Task prompt: Scan the material below for the string "会议地点", and copy every line where it shows up.
Start Data in this exercise
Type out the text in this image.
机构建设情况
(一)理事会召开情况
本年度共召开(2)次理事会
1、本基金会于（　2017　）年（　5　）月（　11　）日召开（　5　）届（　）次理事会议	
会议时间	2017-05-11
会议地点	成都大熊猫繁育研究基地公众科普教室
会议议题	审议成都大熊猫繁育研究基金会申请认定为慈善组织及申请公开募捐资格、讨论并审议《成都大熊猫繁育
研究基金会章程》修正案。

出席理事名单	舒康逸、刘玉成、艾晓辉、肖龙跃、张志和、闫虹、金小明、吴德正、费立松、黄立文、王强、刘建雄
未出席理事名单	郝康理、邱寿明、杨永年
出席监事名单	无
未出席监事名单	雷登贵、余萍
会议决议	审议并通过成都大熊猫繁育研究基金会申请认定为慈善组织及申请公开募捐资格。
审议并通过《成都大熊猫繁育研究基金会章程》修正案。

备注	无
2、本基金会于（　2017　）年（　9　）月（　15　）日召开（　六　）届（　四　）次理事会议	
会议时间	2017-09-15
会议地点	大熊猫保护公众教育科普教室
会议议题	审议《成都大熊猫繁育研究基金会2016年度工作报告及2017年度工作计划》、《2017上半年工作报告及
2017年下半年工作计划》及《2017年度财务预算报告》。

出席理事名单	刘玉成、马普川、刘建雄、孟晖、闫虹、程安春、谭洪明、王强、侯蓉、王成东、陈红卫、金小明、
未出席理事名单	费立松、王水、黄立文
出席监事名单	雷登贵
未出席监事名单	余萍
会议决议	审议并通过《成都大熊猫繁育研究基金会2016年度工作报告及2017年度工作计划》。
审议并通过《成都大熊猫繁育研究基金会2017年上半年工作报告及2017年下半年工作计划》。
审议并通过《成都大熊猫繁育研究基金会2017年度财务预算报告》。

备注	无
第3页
End Data in this exercise
Output of the exercise:
会议地点	成都大熊猫繁育研究基地公众科普教室
会议地点	大熊猫保护公众教育科普教室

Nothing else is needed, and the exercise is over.